> _Data for the task_
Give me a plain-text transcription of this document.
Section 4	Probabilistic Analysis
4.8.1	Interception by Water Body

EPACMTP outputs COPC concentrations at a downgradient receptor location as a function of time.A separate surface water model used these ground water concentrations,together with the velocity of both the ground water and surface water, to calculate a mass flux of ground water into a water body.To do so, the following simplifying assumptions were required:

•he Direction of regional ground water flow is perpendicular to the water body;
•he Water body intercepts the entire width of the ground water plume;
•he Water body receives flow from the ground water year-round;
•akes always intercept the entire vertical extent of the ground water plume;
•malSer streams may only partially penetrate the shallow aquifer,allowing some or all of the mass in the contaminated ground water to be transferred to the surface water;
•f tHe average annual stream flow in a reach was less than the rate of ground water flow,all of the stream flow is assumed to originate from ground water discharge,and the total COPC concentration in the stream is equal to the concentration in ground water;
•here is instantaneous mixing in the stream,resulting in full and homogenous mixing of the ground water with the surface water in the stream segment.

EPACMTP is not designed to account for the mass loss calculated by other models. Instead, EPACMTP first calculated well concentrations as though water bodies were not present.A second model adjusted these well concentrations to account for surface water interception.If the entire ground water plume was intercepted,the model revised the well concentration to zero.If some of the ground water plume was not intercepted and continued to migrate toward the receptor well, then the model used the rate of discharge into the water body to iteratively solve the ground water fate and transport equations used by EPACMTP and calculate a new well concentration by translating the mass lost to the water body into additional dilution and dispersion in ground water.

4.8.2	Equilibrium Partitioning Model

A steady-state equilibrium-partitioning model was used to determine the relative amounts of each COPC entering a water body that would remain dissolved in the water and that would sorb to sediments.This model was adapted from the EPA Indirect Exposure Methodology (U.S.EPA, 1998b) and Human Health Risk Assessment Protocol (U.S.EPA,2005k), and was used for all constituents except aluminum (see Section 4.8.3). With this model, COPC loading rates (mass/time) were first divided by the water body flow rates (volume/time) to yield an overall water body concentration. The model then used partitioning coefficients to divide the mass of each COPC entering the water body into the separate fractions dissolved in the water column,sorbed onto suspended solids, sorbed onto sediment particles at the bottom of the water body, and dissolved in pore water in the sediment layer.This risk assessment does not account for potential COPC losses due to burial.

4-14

---

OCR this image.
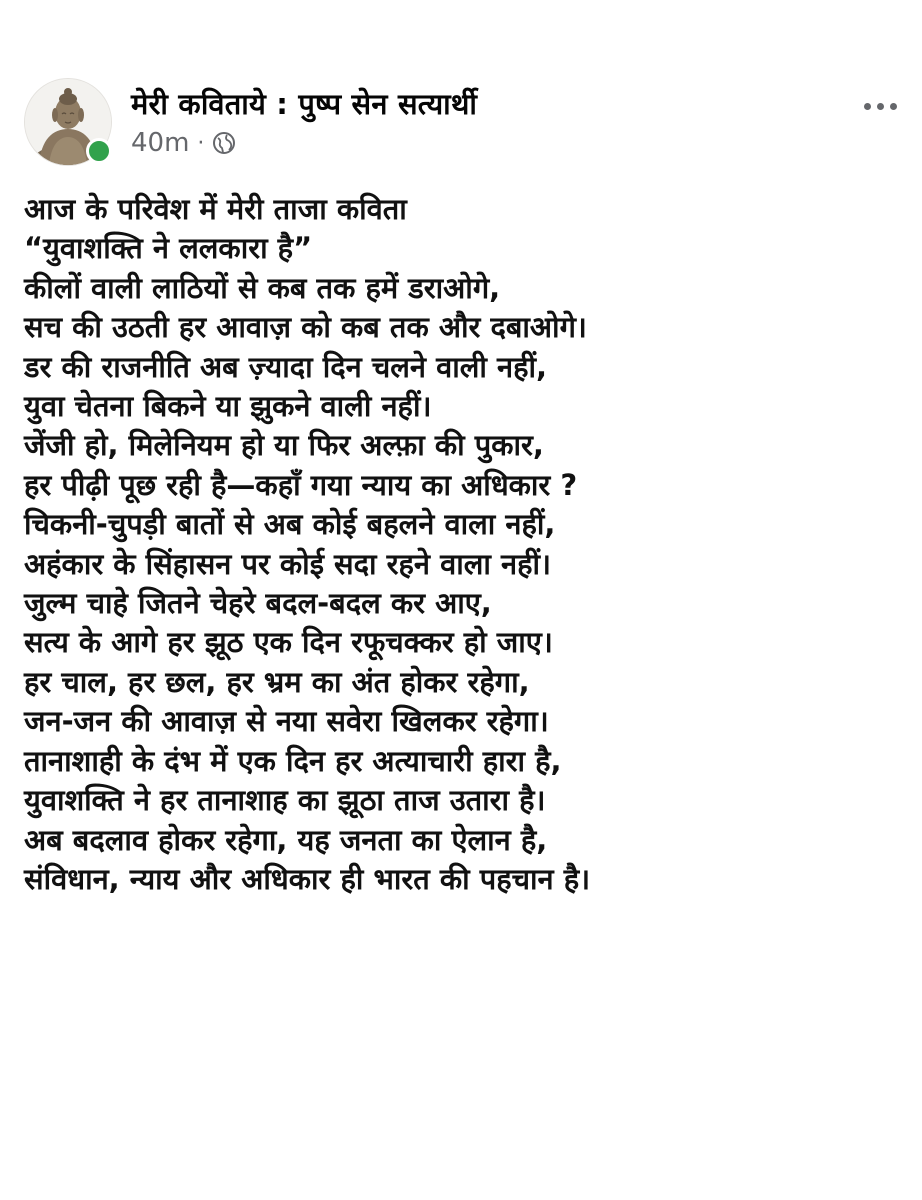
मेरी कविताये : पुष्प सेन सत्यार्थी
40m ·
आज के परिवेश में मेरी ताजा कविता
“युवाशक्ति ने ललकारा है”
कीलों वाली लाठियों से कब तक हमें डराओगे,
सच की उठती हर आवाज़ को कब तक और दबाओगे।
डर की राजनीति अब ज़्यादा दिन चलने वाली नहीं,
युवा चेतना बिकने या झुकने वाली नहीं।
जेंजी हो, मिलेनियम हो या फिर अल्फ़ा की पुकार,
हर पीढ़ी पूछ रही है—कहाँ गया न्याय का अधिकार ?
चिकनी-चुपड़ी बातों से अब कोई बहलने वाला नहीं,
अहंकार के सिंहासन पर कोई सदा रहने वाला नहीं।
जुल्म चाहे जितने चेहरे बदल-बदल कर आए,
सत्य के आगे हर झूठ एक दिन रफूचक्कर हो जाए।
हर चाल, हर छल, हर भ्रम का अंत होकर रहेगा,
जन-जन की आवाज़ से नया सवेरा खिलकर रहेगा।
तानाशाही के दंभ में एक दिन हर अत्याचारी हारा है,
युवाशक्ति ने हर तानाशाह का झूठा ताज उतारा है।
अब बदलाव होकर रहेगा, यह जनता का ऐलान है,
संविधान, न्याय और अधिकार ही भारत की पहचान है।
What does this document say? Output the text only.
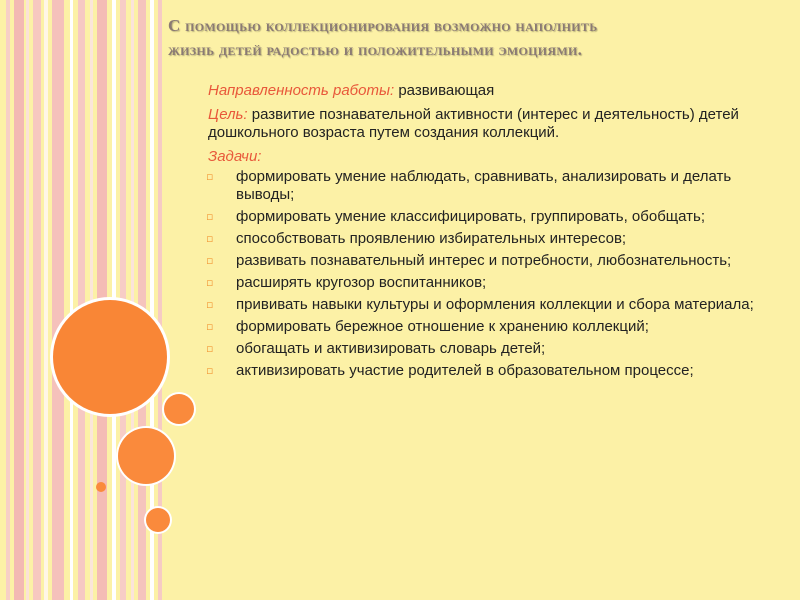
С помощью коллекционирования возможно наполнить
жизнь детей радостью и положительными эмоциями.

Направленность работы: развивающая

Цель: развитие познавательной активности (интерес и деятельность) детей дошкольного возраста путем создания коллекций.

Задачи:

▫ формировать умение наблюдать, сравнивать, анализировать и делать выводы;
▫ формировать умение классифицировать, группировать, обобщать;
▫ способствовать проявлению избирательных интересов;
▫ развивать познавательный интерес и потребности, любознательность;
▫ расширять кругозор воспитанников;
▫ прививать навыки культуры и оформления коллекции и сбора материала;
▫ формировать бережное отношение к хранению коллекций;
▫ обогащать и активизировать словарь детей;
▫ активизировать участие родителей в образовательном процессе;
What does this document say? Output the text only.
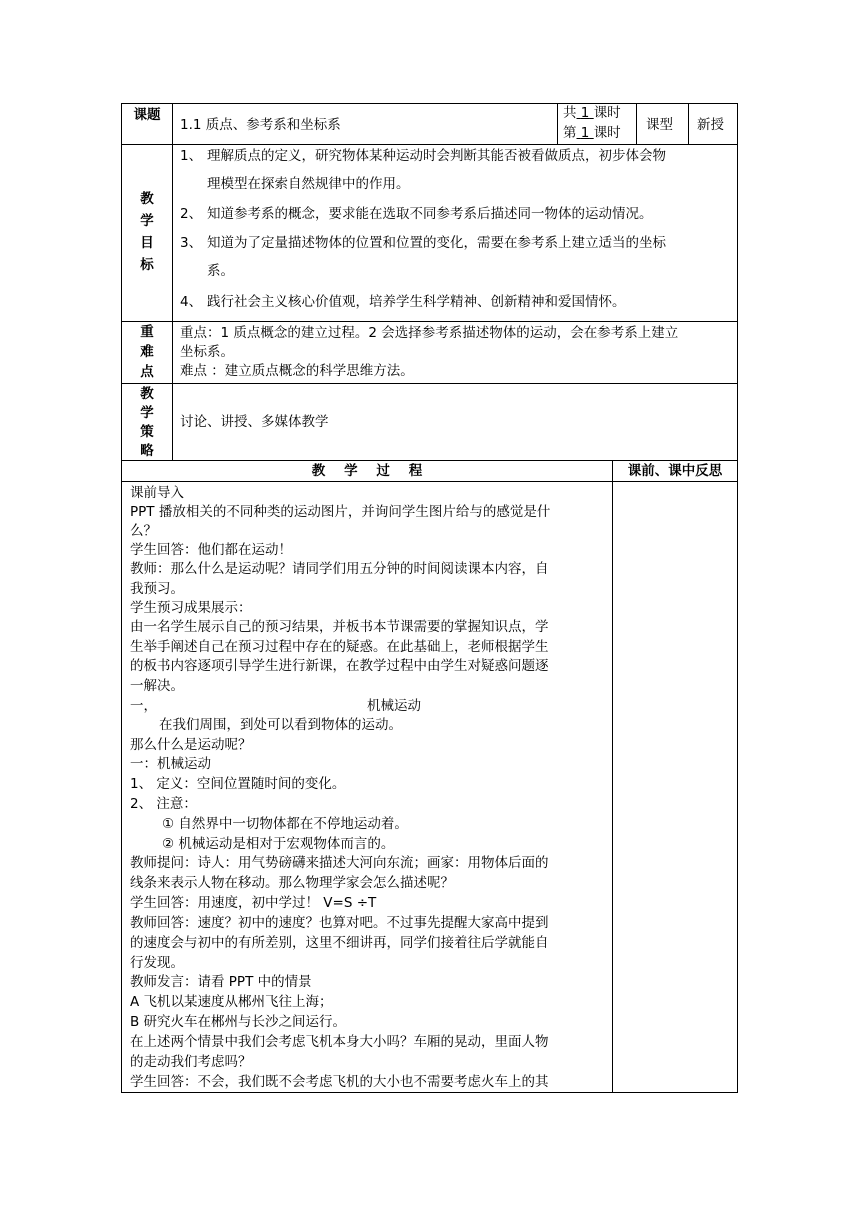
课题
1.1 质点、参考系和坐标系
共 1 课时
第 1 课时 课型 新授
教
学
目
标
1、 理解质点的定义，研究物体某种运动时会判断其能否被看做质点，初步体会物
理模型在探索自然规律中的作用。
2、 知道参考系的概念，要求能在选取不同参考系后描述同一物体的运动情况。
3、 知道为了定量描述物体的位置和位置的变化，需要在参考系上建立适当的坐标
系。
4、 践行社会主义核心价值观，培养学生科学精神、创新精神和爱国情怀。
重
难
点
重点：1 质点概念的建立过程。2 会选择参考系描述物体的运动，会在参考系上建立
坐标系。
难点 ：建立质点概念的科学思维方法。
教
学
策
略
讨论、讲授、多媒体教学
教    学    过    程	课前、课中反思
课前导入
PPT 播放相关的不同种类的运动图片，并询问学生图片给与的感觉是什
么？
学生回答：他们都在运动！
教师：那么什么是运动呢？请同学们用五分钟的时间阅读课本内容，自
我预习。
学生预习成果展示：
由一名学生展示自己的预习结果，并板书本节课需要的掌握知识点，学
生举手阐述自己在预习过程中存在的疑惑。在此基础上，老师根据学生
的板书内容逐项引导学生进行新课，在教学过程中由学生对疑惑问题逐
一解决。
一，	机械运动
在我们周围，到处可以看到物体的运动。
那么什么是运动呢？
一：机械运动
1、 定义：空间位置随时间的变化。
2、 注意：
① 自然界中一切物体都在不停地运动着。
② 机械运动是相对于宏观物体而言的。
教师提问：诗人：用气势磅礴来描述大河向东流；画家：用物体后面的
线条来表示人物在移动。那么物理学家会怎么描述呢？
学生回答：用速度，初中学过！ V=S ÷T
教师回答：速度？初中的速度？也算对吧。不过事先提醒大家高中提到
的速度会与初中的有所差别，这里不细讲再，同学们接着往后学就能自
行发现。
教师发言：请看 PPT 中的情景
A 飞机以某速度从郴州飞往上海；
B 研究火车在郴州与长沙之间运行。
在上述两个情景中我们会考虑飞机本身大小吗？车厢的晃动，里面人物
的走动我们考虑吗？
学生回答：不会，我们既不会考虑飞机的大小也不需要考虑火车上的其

> _The problem_
What is the number of lines in the records above that include the word "формировать"? Reply with that number and nothing more.

> _Solution to the problem_
3